> **What is expected**
Print the entries that appear below, exactly as written and without their pictures.

■ ■ ■ ■ ■ ■ ■

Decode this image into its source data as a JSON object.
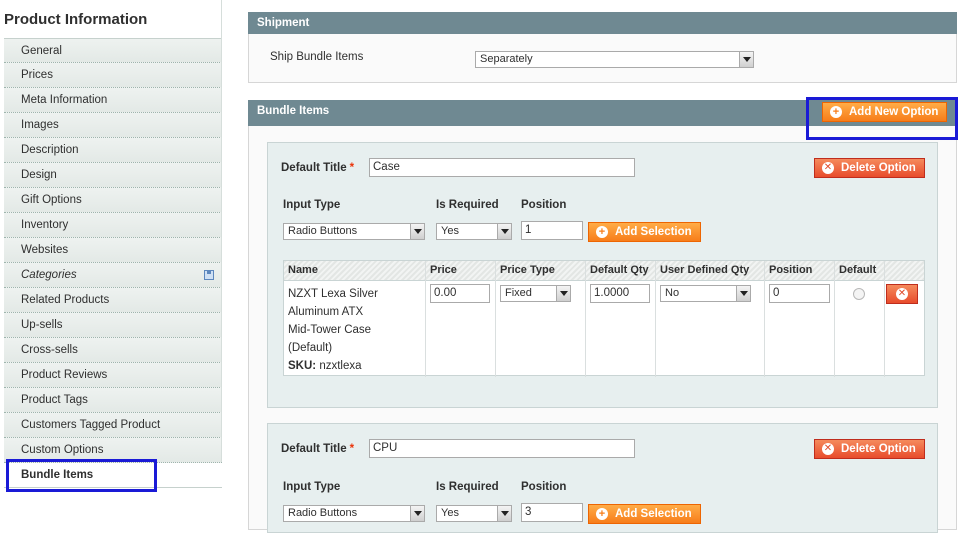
{
  "sidebar": {
    "title": "Product Information",
    "items": [
      {
        "label": "General"
      },
      {
        "label": "Prices"
      },
      {
        "label": "Meta Information"
      },
      {
        "label": "Images"
      },
      {
        "label": "Description"
      },
      {
        "label": "Design"
      },
      {
        "label": "Gift Options"
      },
      {
        "label": "Inventory"
      },
      {
        "label": "Websites"
      },
      {
        "label": "Categories"
      },
      {
        "label": "Related Products"
      },
      {
        "label": "Up-sells"
      },
      {
        "label": "Cross-sells"
      },
      {
        "label": "Product Reviews"
      },
      {
        "label": "Product Tags"
      },
      {
        "label": "Customers Tagged Product"
      },
      {
        "label": "Custom Options"
      },
      {
        "label": "Bundle Items"
      }
    ]
  },
  "shipment": {
    "title": "Shipment",
    "label": "Ship Bundle Items",
    "value": "Separately"
  },
  "bundle": {
    "title": "Bundle Items",
    "add_option": "Add New Option",
    "delete_option": "Delete Option",
    "add_selection": "Add Selection",
    "default_title_label": "Default Title",
    "required_mark": "*",
    "input_type_label": "Input Type",
    "is_required_label": "Is Required",
    "position_label": "Position",
    "columns": {
      "name": "Name",
      "price": "Price",
      "price_type": "Price Type",
      "default_qty": "Default Qty",
      "user_defined_qty": "User Defined Qty",
      "position": "Position",
      "default": "Default"
    },
    "options": [
      {
        "title": "Case",
        "input_type": "Radio Buttons",
        "is_required": "Yes",
        "position": "1",
        "selection": {
          "name_lines": [
            "NZXT Lexa Silver",
            "Aluminum ATX",
            "Mid-Tower Case",
            "(Default)"
          ],
          "sku_label": "SKU:",
          "sku": "nzxtlexa",
          "price": "0.00",
          "price_type": "Fixed",
          "default_qty": "1.0000",
          "user_defined_qty": "No",
          "position": "0"
        }
      },
      {
        "title": "CPU",
        "input_type": "Radio Buttons",
        "is_required": "Yes",
        "position": "3"
      }
    ]
  }
}
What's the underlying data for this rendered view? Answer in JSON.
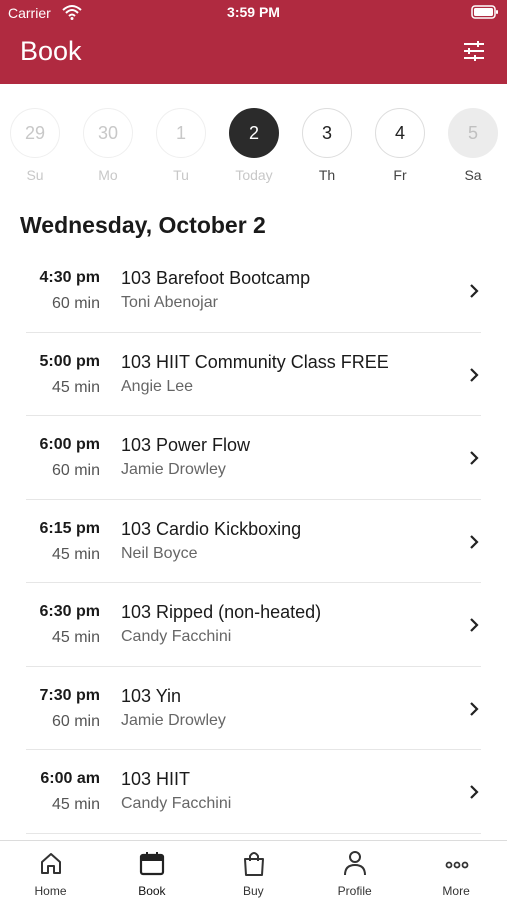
{
  "status_bar": {
    "carrier": "Carrier",
    "time": "3:59 PM"
  },
  "nav": {
    "title": "Book",
    "filter_icon": "sliders-icon"
  },
  "days": [
    {
      "num": "29",
      "label": "Su",
      "state": "past"
    },
    {
      "num": "30",
      "label": "Mo",
      "state": "past"
    },
    {
      "num": "1",
      "label": "Tu",
      "state": "past"
    },
    {
      "num": "2",
      "label": "Today",
      "state": "selected"
    },
    {
      "num": "3",
      "label": "Th",
      "state": "normal"
    },
    {
      "num": "4",
      "label": "Fr",
      "state": "normal"
    },
    {
      "num": "5",
      "label": "Sa",
      "state": "disabled"
    }
  ],
  "date_heading": "Wednesday, October 2",
  "sessions": [
    {
      "time": "4:30 pm",
      "duration": "60 min",
      "name": "103 Barefoot Bootcamp",
      "instructor": "Toni Abenojar"
    },
    {
      "time": "5:00 pm",
      "duration": "45 min",
      "name": "103 HIIT Community Class FREE",
      "instructor": "Angie Lee"
    },
    {
      "time": "6:00 pm",
      "duration": "60 min",
      "name": "103 Power Flow",
      "instructor": "Jamie Drowley"
    },
    {
      "time": "6:15 pm",
      "duration": "45 min",
      "name": "103 Cardio Kickboxing",
      "instructor": "Neil Boyce"
    },
    {
      "time": "6:30 pm",
      "duration": "45 min",
      "name": "103 Ripped (non-heated)",
      "instructor": "Candy Facchini"
    },
    {
      "time": "7:30 pm",
      "duration": "60 min",
      "name": "103 Yin",
      "instructor": "Jamie Drowley"
    },
    {
      "time": "6:00 am",
      "duration": "45 min",
      "name": "103 HIIT",
      "instructor": "Candy Facchini"
    }
  ],
  "tabs": [
    {
      "label": "Home",
      "icon": "home-icon"
    },
    {
      "label": "Book",
      "icon": "calendar-icon",
      "active": true
    },
    {
      "label": "Buy",
      "icon": "shopping-bag-icon"
    },
    {
      "label": "Profile",
      "icon": "person-icon"
    },
    {
      "label": "More",
      "icon": "more-dots-icon"
    }
  ],
  "colors": {
    "brand": "#b02a40",
    "selected_day": "#2b2b2b"
  }
}
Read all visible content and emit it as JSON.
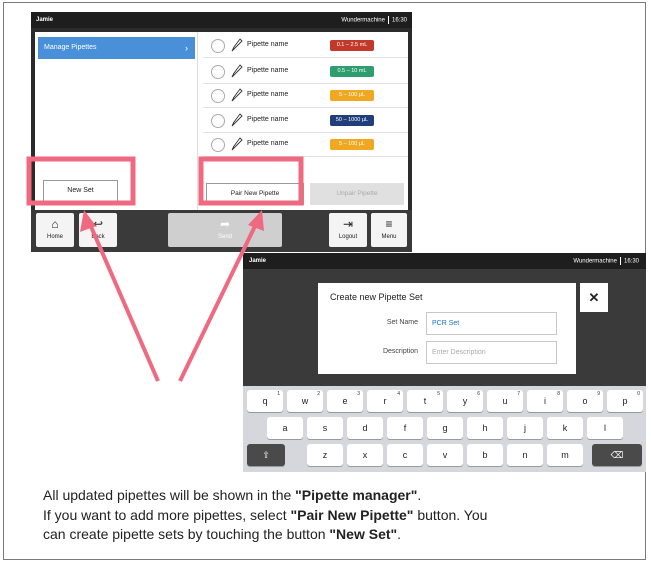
{
  "screen1": {
    "user": "Jamie",
    "device": "Wundermachine",
    "time": "16:30",
    "manage_label": "Manage Pipettes",
    "chevron_glyph": "›",
    "new_set_label": "New Set",
    "pair_label": "Pair New Pipette",
    "unpair_label": "Unpair Pipette",
    "pipettes": [
      {
        "name": "Pipette name",
        "range": "0.1 – 2.5 mL",
        "color": "#c0392b",
        "icon": "pipette-icon"
      },
      {
        "name": "Pipette name",
        "range": "0.5 – 10 mL",
        "color": "#2e9e6e",
        "icon": "pipette-icon"
      },
      {
        "name": "Pipette name",
        "range": "5 – 100 µL",
        "color": "#f0a820",
        "icon": "pipette-icon"
      },
      {
        "name": "Pipette name",
        "range": "50 – 1000 µL",
        "color": "#1f3e7a",
        "icon": "multichannel-pipette-icon"
      },
      {
        "name": "Pipette name",
        "range": "5 – 100 µL",
        "color": "#f0a820",
        "icon": "pipette-icon"
      }
    ],
    "footer": {
      "home": {
        "label": "Home",
        "icon": "home-icon",
        "glyph": "⌂"
      },
      "back": {
        "label": "Back",
        "icon": "back-icon",
        "glyph": "↩"
      },
      "send": {
        "label": "Send",
        "icon": "send-icon",
        "glyph": "➦"
      },
      "logout": {
        "label": "Logout",
        "icon": "logout-icon",
        "glyph": "⇥"
      },
      "menu": {
        "label": "Menu",
        "icon": "menu-icon",
        "glyph": "≡"
      }
    }
  },
  "screen2": {
    "user": "Jamie",
    "device": "Wundermachine",
    "time": "16:30",
    "dialog_title": "Create new Pipette Set",
    "set_name_label": "Set Name",
    "set_name_value": "PCR Set",
    "description_label": "Description",
    "description_placeholder": "Enter Description",
    "close_glyph": "✕",
    "keyboard": {
      "row1": [
        {
          "k": "q",
          "n": "1"
        },
        {
          "k": "w",
          "n": "2"
        },
        {
          "k": "e",
          "n": "3"
        },
        {
          "k": "r",
          "n": "4"
        },
        {
          "k": "t",
          "n": "5"
        },
        {
          "k": "y",
          "n": "6"
        },
        {
          "k": "u",
          "n": "7"
        },
        {
          "k": "i",
          "n": "8"
        },
        {
          "k": "o",
          "n": "9"
        },
        {
          "k": "p",
          "n": "0"
        }
      ],
      "row2": [
        "a",
        "s",
        "d",
        "f",
        "g",
        "h",
        "j",
        "k",
        "l"
      ],
      "row3": [
        "z",
        "x",
        "c",
        "v",
        "b",
        "n",
        "m"
      ],
      "shift_glyph": "⇧",
      "backspace_glyph": "⌫"
    }
  },
  "caption": {
    "line1_pre": "All updated pipettes will be shown in the ",
    "line1_bold": "\"Pipette manager\"",
    "line1_post": ".",
    "line2_pre": "If you want to add more pipettes, select ",
    "line2_bold": "\"Pair New Pipette\"",
    "line2_post": " button. You",
    "line3_pre": "can create pipette sets by touching the button ",
    "line3_bold": "\"New Set\"",
    "line3_post": "."
  },
  "colors": {
    "highlight": "#ef6a80",
    "manage_bg": "#4a90d9"
  }
}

■ ■ ■ ■ ■ ■ ■

> **Solution to this task**
Decode this image into its source data as a JSON object.
{
  "sidebar": {
    "title": "Product Information",
    "items": [
      {
        "label": "General"
      },
      {
        "label": "Prices"
      },
      {
        "label": "Meta Information"
      },
      {
        "label": "Images"
      },
      {
        "label": "Description"
      },
      {
        "label": "Design"
      },
      {
        "label": "Gift Options"
      },
      {
        "label": "Inventory"
      },
      {
        "label": "Websites"
      },
      {
        "label": "Categories"
      },
      {
        "label": "Related Products"
      },
      {
        "label": "Up-sells"
      },
      {
        "label": "Cross-sells"
      },
      {
        "label": "Product Reviews"
      },
      {
        "label": "Product Tags"
      },
      {
        "label": "Customers Tagged Product"
      },
      {
        "label": "Custom Options"
      },
      {
        "label": "Bundle Items"
      }
    ]
  },
  "shipment": {
    "title": "Shipment",
    "label": "Ship Bundle Items",
    "value": "Separately"
  },
  "bundle": {
    "title": "Bundle Items",
    "add_option": "Add New Option",
    "delete_option": "Delete Option",
    "add_selection": "Add Selection",
    "default_title_label": "Default Title",
    "required_mark": "*",
    "input_type_label": "Input Type",
    "is_required_label": "Is Required",
    "position_label": "Position",
    "columns": {
      "name": "Name",
      "price": "Price",
      "price_type": "Price Type",
      "default_qty": "Default Qty",
      "user_defined_qty": "User Defined Qty",
      "position": "Position",
      "default": "Default"
    },
    "options": [
      {
        "title": "Case",
        "input_type": "Radio Buttons",
        "is_required": "Yes",
        "position": "1",
        "selection": {
          "name_lines": [
            "NZXT Lexa Silver",
            "Aluminum ATX",
            "Mid-Tower Case",
            "(Default)"
          ],
          "sku_label": "SKU:",
          "sku": "nzxtlexa",
          "price": "0.00",
          "price_type": "Fixed",
          "default_qty": "1.0000",
          "user_defined_qty": "No",
          "position": "0"
        }
      },
      {
        "title": "CPU",
        "input_type": "Radio Buttons",
        "is_required": "Yes",
        "position": "3"
      }
    ]
  }
}
What's the underlying data for this rendered view? Answer in JSON.
{
  "status_bar": {
    "carrier": "Carrier",
    "time": "3:59 PM"
  },
  "nav": {
    "title": "Book",
    "filter_icon": "sliders-icon"
  },
  "days": [
    {
      "num": "29",
      "label": "Su",
      "state": "past"
    },
    {
      "num": "30",
      "label": "Mo",
      "state": "past"
    },
    {
      "num": "1",
      "label": "Tu",
      "state": "past"
    },
    {
      "num": "2",
      "label": "Today",
      "state": "selected"
    },
    {
      "num": "3",
      "label": "Th",
      "state": "normal"
    },
    {
      "num": "4",
      "label": "Fr",
      "state": "normal"
    },
    {
      "num": "5",
      "label": "Sa",
      "state": "disabled"
    }
  ],
  "date_heading": "Wednesday, October 2",
  "sessions": [
    {
      "time": "4:30 pm",
      "duration": "60 min",
      "name": "103 Barefoot Bootcamp",
      "instructor": "Toni Abenojar"
    },
    {
      "time": "5:00 pm",
      "duration": "45 min",
      "name": "103 HIIT Community Class FREE",
      "instructor": "Angie Lee"
    },
    {
      "time": "6:00 pm",
      "duration": "60 min",
      "name": "103 Power Flow",
      "instructor": "Jamie Drowley"
    },
    {
      "time": "6:15 pm",
      "duration": "45 min",
      "name": "103 Cardio Kickboxing",
      "instructor": "Neil Boyce"
    },
    {
      "time": "6:30 pm",
      "duration": "45 min",
      "name": "103 Ripped (non-heated)",
      "instructor": "Candy Facchini"
    },
    {
      "time": "7:30 pm",
      "duration": "60 min",
      "name": "103 Yin",
      "instructor": "Jamie Drowley"
    },
    {
      "time": "6:00 am",
      "duration": "45 min",
      "name": "103 HIIT",
      "instructor": "Candy Facchini"
    }
  ],
  "tabs": [
    {
      "label": "Home",
      "icon": "home-icon"
    },
    {
      "label": "Book",
      "icon": "calendar-icon",
      "active": true
    },
    {
      "label": "Buy",
      "icon": "shopping-bag-icon"
    },
    {
      "label": "Profile",
      "icon": "person-icon"
    },
    {
      "label": "More",
      "icon": "more-dots-icon"
    }
  ],
  "colors": {
    "brand": "#b02a40",
    "selected_day": "#2b2b2b"
  }
}
Read all visible content and emit it as JSON.
{
  "screen1": {
    "user": "Jamie",
    "device": "Wundermachine",
    "time": "16:30",
    "manage_label": "Manage Pipettes",
    "chevron_glyph": "›",
    "new_set_label": "New Set",
    "pair_label": "Pair New Pipette",
    "unpair_label": "Unpair Pipette",
    "pipettes": [
      {
        "name": "Pipette name",
        "range": "0.1 – 2.5 mL",
        "color": "#c0392b",
        "icon": "pipette-icon"
      },
      {
        "name": "Pipette name",
        "range": "0.5 – 10 mL",
        "color": "#2e9e6e",
        "icon": "pipette-icon"
      },
      {
        "name": "Pipette name",
        "range": "5 – 100 µL",
        "color": "#f0a820",
        "icon": "pipette-icon"
      },
      {
        "name": "Pipette name",
        "range": "50 – 1000 µL",
        "color": "#1f3e7a",
        "icon": "multichannel-pipette-icon"
      },
      {
        "name": "Pipette name",
        "range": "5 – 100 µL",
        "color": "#f0a820",
        "icon": "pipette-icon"
      }
    ],
    "footer": {
      "home": {
        "label": "Home",
        "icon": "home-icon",
        "glyph": "⌂"
      },
      "back": {
        "label": "Back",
        "icon": "back-icon",
        "glyph": "↩"
      },
      "send": {
        "label": "Send",
        "icon": "send-icon",
        "glyph": "➦"
      },
      "logout": {
        "label": "Logout",
        "icon": "logout-icon",
        "glyph": "⇥"
      },
      "menu": {
        "label": "Menu",
        "icon": "menu-icon",
        "glyph": "≡"
      }
    }
  },
  "screen2": {
    "user": "Jamie",
    "device": "Wundermachine",
    "time": "16:30",
    "dialog_title": "Create new Pipette Set",
    "set_name_label": "Set Name",
    "set_name_value": "PCR Set",
    "description_label": "Description",
    "description_placeholder": "Enter Description",
    "close_glyph": "✕",
    "keyboard": {
      "row1": [
        {
          "k": "q",
          "n": "1"
        },
        {
          "k": "w",
          "n": "2"
        },
        {
          "k": "e",
          "n": "3"
        },
        {
          "k": "r",
          "n": "4"
        },
        {
          "k": "t",
          "n": "5"
        },
        {
          "k": "y",
          "n": "6"
        },
        {
          "k": "u",
          "n": "7"
        },
        {
          "k": "i",
          "n": "8"
        },
        {
          "k": "o",
          "n": "9"
        },
        {
          "k": "p",
          "n": "0"
        }
      ],
      "row2": [
        "a",
        "s",
        "d",
        "f",
        "g",
        "h",
        "j",
        "k",
        "l"
      ],
      "row3": [
        "z",
        "x",
        "c",
        "v",
        "b",
        "n",
        "m"
      ],
      "shift_glyph": "⇧",
      "backspace_glyph": "⌫"
    }
  },
  "caption": {
    "line1_pre": "All updated pipettes will be shown in the ",
    "line1_bold": "\"Pipette manager\"",
    "line1_post": ".",
    "line2_pre": "If you want to add more pipettes, select ",
    "line2_bold": "\"Pair New Pipette\"",
    "line2_post": " button. You",
    "line3_pre": "can create pipette sets by touching the button ",
    "line3_bold": "\"New Set\"",
    "line3_post": "."
  },
  "colors": {
    "highlight": "#ef6a80",
    "manage_bg": "#4a90d9"
  }
}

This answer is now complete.